_PROBLEM REQUIREMENTS_
Search the data below for the word "this" and copy each line that holds it.

_EXTRACTED DATA_
□ □ □ □
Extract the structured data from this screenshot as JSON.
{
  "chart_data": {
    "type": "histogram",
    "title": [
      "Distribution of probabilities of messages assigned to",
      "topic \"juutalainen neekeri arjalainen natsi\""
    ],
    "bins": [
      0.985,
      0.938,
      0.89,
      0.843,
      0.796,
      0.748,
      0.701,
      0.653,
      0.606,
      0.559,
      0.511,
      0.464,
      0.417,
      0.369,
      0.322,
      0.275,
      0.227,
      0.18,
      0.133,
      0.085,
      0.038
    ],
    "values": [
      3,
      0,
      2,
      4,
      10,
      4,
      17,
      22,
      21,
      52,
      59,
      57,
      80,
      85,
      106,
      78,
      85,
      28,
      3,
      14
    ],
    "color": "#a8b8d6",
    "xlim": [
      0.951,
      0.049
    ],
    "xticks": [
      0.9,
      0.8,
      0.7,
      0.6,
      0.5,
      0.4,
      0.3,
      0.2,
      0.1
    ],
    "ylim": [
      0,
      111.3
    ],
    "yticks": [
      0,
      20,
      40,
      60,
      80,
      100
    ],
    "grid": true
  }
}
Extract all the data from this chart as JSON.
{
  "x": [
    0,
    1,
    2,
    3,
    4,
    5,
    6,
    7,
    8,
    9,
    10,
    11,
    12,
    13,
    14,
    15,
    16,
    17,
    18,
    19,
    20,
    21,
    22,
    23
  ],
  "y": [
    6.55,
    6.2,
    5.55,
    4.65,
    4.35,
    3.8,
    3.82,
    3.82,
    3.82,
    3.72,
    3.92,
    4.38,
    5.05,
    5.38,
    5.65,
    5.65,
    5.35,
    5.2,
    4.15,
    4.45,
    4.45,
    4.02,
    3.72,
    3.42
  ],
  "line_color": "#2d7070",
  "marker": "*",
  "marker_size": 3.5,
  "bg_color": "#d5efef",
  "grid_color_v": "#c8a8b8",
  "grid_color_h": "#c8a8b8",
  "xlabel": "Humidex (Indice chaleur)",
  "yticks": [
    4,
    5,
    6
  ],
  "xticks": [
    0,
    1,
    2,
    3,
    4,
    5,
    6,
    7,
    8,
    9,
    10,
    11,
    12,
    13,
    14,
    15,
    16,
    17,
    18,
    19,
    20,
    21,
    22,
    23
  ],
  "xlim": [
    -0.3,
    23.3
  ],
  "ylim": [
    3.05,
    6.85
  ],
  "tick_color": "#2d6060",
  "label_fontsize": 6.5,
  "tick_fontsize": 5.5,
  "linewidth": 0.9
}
□ □ □ □
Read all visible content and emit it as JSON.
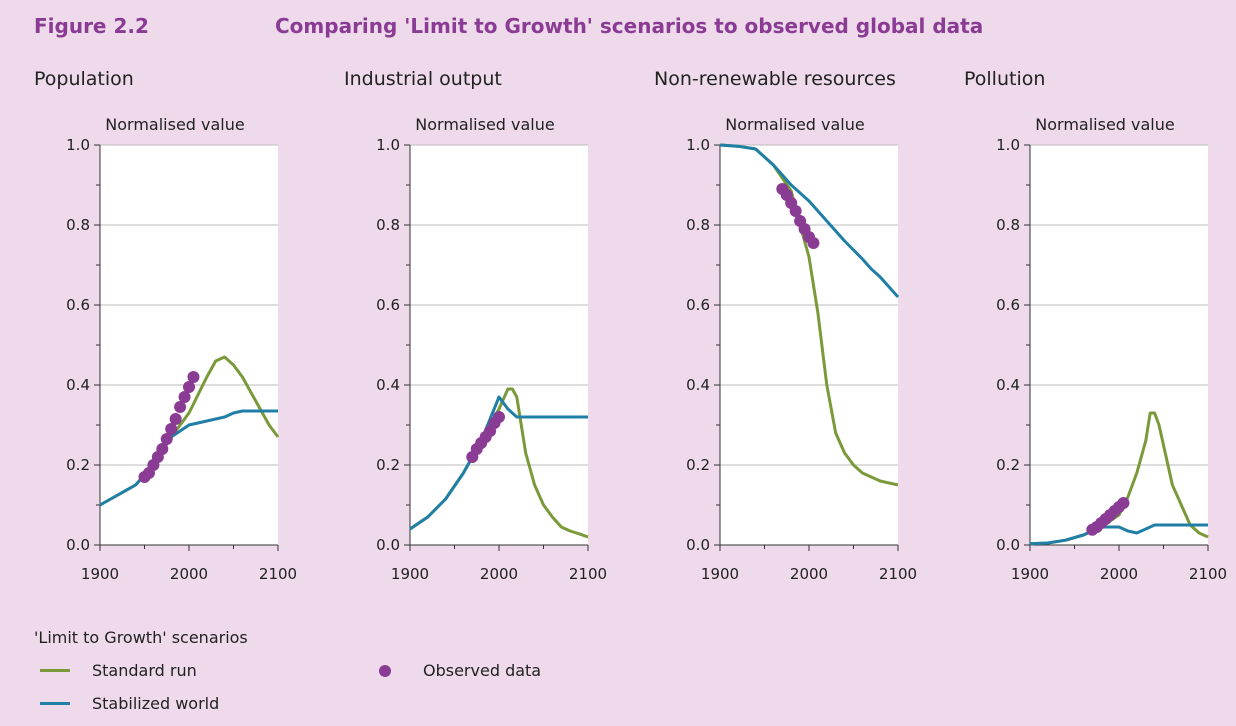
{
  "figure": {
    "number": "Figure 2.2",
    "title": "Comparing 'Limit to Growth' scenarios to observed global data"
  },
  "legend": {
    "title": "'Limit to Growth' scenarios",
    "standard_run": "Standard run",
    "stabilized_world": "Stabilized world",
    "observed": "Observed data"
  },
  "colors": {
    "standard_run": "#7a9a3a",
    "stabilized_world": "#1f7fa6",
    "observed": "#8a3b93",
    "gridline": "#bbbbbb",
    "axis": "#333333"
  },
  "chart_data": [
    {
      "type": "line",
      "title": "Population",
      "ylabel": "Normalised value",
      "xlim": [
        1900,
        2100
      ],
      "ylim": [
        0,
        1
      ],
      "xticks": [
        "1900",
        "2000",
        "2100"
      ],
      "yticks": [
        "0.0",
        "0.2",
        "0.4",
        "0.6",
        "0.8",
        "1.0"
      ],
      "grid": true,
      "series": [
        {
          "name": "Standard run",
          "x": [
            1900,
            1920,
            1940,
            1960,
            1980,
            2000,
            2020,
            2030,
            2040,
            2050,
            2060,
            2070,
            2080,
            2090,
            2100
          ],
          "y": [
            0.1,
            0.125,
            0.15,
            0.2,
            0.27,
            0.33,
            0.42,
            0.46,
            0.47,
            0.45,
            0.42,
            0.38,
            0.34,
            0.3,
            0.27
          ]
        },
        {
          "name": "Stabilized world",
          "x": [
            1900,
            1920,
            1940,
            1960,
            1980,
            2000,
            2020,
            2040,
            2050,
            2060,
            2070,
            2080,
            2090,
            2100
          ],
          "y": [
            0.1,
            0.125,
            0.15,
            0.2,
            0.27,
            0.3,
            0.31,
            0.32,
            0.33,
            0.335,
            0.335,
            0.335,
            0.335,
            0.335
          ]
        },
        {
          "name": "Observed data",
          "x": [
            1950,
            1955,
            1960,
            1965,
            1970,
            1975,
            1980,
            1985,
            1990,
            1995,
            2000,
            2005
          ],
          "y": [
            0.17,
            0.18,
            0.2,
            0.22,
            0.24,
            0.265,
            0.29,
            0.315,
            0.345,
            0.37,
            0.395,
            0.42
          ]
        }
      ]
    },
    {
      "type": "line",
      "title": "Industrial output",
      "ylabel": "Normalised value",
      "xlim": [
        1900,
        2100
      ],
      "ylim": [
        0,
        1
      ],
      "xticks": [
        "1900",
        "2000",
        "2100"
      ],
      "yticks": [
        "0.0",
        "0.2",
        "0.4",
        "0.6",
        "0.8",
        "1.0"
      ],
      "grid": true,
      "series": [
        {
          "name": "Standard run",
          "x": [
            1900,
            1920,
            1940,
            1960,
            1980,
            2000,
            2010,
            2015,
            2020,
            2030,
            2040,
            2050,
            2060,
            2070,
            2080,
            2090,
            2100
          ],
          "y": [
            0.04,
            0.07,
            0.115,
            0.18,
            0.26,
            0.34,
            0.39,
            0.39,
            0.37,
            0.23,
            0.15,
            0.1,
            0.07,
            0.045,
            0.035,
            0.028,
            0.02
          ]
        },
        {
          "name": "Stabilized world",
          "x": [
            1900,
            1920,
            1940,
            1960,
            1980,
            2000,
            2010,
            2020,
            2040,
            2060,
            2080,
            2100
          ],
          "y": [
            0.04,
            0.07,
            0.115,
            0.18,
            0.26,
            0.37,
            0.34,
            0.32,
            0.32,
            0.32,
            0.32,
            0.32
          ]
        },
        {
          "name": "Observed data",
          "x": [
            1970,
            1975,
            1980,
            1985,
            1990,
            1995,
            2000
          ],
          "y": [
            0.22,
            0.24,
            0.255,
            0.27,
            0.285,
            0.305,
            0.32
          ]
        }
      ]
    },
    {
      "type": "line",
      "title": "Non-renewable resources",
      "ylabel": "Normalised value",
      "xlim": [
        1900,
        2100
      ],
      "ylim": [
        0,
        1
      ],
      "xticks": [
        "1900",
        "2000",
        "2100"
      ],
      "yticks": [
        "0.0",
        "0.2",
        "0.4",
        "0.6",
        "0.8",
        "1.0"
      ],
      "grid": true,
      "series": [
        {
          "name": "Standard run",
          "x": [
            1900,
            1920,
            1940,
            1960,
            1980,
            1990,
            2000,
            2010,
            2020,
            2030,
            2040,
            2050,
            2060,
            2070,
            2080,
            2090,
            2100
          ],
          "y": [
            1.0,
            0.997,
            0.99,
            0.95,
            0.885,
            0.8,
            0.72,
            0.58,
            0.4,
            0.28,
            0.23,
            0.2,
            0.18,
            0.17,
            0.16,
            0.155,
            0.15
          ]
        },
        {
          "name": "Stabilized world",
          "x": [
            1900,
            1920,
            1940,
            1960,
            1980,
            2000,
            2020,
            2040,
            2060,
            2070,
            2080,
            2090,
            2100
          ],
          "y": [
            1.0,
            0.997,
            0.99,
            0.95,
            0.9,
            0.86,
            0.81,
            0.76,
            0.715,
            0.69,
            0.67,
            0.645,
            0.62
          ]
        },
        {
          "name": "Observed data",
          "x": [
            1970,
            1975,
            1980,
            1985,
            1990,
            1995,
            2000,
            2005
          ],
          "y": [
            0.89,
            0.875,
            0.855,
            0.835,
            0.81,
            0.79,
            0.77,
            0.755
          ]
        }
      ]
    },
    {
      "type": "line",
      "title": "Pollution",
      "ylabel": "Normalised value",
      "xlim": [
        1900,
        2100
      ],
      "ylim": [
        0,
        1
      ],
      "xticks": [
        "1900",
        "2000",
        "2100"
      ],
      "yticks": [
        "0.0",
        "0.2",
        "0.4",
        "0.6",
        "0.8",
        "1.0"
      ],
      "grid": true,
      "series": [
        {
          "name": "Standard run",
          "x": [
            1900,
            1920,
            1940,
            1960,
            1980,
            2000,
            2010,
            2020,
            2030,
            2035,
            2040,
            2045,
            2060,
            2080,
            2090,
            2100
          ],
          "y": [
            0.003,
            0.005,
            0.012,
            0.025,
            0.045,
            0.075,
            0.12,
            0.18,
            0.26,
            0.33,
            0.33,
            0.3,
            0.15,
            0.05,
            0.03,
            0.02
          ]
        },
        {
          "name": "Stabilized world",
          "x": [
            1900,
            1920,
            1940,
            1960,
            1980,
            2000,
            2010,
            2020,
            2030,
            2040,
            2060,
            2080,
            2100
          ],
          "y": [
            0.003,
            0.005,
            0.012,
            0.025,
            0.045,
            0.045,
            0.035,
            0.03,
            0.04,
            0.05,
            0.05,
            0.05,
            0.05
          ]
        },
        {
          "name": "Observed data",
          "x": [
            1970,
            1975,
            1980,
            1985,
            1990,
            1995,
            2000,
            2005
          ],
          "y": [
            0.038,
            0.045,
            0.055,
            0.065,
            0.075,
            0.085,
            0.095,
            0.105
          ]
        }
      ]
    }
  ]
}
□ □ □ □
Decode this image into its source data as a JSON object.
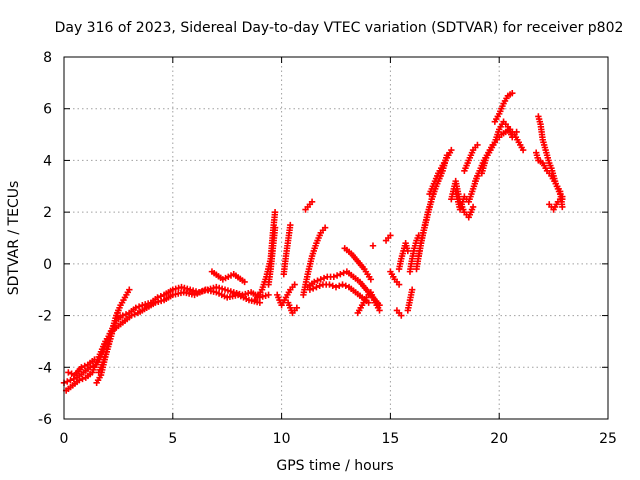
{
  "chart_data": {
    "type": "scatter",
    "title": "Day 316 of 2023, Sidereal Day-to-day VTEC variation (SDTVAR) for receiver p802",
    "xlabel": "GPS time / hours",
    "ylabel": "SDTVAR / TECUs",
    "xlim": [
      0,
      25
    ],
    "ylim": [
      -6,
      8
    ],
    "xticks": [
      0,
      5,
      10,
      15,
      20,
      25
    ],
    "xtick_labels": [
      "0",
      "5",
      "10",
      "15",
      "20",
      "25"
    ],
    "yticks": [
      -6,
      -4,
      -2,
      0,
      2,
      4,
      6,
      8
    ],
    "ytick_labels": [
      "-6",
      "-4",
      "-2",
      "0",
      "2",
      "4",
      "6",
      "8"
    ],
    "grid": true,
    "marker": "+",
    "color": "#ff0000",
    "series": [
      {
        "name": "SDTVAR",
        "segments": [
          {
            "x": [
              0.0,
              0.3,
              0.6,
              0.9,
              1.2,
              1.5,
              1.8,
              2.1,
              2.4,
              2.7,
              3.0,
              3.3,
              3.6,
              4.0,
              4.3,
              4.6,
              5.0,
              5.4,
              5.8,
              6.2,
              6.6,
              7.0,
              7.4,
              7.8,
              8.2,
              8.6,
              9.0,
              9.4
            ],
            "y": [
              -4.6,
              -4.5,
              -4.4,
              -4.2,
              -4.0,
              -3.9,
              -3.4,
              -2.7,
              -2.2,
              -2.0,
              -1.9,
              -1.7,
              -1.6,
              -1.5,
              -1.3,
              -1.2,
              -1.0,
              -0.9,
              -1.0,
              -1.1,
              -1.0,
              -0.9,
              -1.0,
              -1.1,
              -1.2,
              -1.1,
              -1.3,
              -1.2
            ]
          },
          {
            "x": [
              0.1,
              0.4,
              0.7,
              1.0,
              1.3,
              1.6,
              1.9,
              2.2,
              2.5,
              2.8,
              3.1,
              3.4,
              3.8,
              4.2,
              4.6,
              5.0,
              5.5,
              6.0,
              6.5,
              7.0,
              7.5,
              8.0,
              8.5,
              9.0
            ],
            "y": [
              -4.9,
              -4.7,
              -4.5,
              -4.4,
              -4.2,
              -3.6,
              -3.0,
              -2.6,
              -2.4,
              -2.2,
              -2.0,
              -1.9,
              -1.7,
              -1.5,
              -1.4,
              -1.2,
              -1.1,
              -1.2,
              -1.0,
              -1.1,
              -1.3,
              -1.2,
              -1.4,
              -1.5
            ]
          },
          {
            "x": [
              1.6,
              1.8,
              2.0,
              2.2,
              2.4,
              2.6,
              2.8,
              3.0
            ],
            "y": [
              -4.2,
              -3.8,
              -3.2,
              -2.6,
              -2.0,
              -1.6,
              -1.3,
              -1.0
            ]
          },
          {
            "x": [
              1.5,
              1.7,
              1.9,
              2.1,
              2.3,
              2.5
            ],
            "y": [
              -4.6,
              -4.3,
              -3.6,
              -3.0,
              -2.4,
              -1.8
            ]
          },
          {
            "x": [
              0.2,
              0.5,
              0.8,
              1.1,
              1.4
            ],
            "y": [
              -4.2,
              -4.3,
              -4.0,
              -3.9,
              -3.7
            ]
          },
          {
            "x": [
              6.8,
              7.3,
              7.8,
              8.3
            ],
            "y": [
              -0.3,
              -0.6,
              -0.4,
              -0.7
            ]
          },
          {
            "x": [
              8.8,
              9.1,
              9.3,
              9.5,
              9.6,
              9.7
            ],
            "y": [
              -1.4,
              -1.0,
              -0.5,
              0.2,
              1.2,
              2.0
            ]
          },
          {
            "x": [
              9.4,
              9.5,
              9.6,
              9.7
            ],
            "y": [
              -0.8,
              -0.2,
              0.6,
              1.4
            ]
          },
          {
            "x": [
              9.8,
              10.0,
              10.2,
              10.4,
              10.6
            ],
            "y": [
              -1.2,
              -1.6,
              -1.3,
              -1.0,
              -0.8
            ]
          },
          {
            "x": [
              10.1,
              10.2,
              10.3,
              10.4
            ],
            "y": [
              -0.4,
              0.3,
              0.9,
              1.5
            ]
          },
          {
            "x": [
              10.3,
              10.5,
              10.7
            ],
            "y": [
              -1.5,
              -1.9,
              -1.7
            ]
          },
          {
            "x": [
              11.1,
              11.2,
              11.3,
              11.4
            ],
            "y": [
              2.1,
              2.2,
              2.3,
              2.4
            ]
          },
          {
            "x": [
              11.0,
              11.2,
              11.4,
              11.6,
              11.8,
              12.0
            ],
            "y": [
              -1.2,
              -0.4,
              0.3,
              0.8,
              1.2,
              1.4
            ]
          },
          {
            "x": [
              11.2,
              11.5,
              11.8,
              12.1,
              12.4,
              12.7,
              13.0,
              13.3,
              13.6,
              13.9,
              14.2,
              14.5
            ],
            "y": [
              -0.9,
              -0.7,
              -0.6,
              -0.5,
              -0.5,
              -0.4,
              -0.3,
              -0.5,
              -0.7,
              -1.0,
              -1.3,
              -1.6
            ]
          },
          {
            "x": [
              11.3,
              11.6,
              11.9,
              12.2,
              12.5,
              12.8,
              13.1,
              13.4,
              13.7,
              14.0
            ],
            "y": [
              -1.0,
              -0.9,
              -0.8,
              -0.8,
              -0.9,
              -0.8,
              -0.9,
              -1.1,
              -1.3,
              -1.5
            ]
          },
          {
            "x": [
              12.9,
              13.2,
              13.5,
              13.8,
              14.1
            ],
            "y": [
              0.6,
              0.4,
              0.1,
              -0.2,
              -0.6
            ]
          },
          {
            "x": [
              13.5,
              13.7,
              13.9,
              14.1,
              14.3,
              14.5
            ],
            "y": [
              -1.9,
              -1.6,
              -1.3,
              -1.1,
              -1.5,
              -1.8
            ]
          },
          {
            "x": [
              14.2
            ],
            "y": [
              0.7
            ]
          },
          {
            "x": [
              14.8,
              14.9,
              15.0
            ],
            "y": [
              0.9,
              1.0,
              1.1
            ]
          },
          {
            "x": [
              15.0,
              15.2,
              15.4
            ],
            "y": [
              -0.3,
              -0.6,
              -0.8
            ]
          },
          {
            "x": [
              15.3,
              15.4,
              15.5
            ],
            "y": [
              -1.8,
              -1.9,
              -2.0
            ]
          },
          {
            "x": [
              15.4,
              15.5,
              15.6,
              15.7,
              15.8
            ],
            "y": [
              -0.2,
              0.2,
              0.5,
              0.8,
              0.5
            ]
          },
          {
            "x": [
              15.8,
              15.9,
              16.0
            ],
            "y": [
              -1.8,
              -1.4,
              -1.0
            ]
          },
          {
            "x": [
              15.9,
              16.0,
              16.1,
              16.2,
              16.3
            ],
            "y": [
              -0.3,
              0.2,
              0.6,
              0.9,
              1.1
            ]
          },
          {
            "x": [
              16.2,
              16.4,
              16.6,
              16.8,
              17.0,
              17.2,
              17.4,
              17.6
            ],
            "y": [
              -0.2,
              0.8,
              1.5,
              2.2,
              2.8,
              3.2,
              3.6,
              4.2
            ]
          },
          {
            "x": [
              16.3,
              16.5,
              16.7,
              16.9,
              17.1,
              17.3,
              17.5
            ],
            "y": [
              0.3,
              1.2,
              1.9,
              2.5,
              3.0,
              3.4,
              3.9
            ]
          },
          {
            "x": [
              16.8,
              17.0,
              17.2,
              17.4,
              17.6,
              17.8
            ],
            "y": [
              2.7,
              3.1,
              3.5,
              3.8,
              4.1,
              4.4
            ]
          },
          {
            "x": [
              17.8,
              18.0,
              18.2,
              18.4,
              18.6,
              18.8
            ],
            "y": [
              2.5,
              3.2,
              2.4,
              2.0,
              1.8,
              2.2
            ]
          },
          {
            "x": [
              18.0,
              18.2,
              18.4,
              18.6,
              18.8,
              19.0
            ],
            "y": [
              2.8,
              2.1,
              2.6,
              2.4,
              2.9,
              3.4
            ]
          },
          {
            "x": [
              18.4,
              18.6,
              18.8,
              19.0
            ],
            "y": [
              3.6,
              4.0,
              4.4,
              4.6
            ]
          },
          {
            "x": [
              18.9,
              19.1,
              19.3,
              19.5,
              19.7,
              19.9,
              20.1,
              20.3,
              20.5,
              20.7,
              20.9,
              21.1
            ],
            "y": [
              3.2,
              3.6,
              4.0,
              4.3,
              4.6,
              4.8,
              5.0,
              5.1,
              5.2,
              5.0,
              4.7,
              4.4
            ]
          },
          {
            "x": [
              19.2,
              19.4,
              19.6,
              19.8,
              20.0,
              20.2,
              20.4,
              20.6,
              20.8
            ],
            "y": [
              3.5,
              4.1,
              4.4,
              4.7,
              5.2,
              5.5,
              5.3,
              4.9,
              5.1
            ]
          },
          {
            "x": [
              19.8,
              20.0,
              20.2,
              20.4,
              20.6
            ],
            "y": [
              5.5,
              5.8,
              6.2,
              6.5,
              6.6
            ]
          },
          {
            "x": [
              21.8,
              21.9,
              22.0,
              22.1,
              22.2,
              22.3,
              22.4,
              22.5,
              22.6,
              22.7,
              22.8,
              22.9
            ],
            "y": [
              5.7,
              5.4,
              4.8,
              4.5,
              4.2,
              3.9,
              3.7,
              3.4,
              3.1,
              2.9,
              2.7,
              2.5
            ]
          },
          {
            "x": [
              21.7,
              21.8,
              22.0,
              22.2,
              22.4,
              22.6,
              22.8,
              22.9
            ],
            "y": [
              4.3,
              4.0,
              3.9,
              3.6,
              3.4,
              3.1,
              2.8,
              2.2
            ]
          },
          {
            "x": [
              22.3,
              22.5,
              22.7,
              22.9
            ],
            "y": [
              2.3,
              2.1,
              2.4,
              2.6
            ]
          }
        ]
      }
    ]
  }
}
□ □ □ □
_TASK OUTPUT_
Extract the structured data from this screenshot as JSON.
Extract all the data from this chart as JSON.
Decode this image into its source data as a JSON object.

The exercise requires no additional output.